What is expected —
Set down the full listing exactly as given. Any pictures are to be left out.

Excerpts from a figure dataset
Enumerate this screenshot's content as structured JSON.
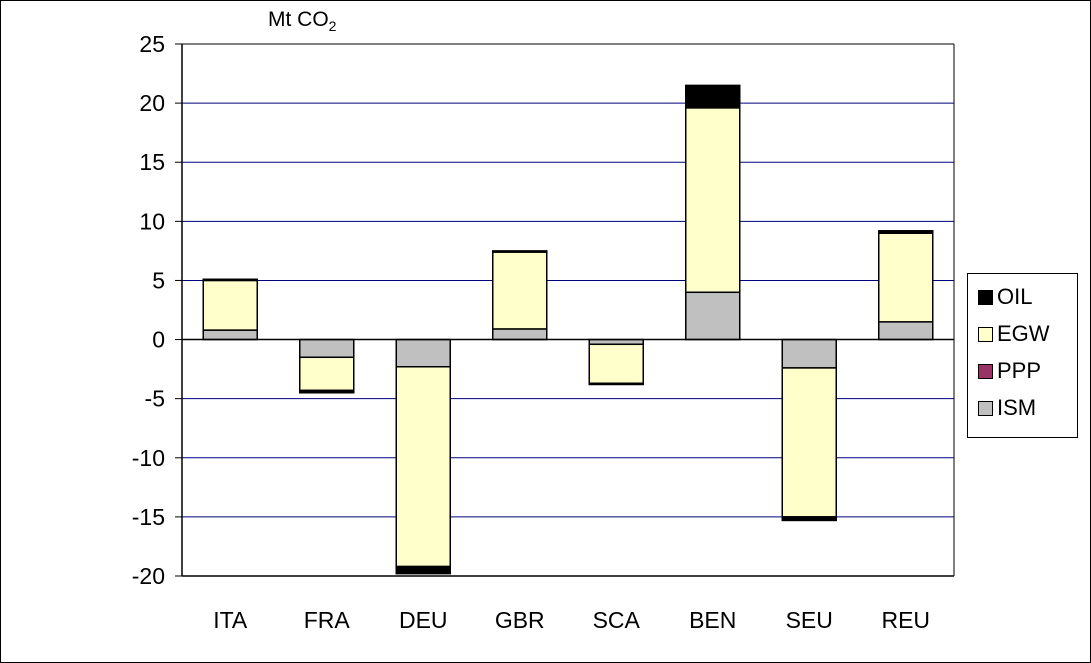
{
  "chart_data": {
    "type": "bar",
    "stacked": true,
    "unit": "Mt CO",
    "unit_subscript": "2",
    "categories": [
      "ITA",
      "FRA",
      "DEU",
      "GBR",
      "SCA",
      "BEN",
      "SEU",
      "REU"
    ],
    "ylim": [
      -20,
      25
    ],
    "yticks": [
      25,
      20,
      15,
      10,
      5,
      0,
      -5,
      -10,
      -15,
      -20
    ],
    "grid": true,
    "legend_position": "right",
    "series": [
      {
        "name": "ISM",
        "color": "#c0c0c0",
        "values": [
          0.8,
          -1.5,
          -2.3,
          0.9,
          -0.4,
          4.0,
          -2.4,
          1.5
        ]
      },
      {
        "name": "PPP",
        "color": "#993366",
        "values": [
          0,
          0,
          0,
          0,
          0,
          0,
          0,
          0
        ]
      },
      {
        "name": "EGW",
        "color": "#ffffcc",
        "values": [
          4.2,
          -2.8,
          -16.9,
          6.5,
          -3.3,
          15.6,
          -12.6,
          7.5
        ]
      },
      {
        "name": "OIL",
        "color": "#000000",
        "values": [
          0.1,
          -0.2,
          -0.6,
          0.1,
          -0.1,
          1.9,
          -0.3,
          0.2
        ]
      }
    ]
  }
}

The reply —
Enumerate this screenshot's content as structured JSON.
{
  "chart_data": {
    "type": "bar",
    "stacked": true,
    "unit": "Mt CO",
    "unit_subscript": "2",
    "categories": [
      "ITA",
      "FRA",
      "DEU",
      "GBR",
      "SCA",
      "BEN",
      "SEU",
      "REU"
    ],
    "ylim": [
      -20,
      25
    ],
    "yticks": [
      25,
      20,
      15,
      10,
      5,
      0,
      -5,
      -10,
      -15,
      -20
    ],
    "grid": true,
    "legend_position": "right",
    "series": [
      {
        "name": "ISM",
        "color": "#c0c0c0",
        "values": [
          0.8,
          -1.5,
          -2.3,
          0.9,
          -0.4,
          4.0,
          -2.4,
          1.5
        ]
      },
      {
        "name": "PPP",
        "color": "#993366",
        "values": [
          0,
          0,
          0,
          0,
          0,
          0,
          0,
          0
        ]
      },
      {
        "name": "EGW",
        "color": "#ffffcc",
        "values": [
          4.2,
          -2.8,
          -16.9,
          6.5,
          -3.3,
          15.6,
          -12.6,
          7.5
        ]
      },
      {
        "name": "OIL",
        "color": "#000000",
        "values": [
          0.1,
          -0.2,
          -0.6,
          0.1,
          -0.1,
          1.9,
          -0.3,
          0.2
        ]
      }
    ]
  }
}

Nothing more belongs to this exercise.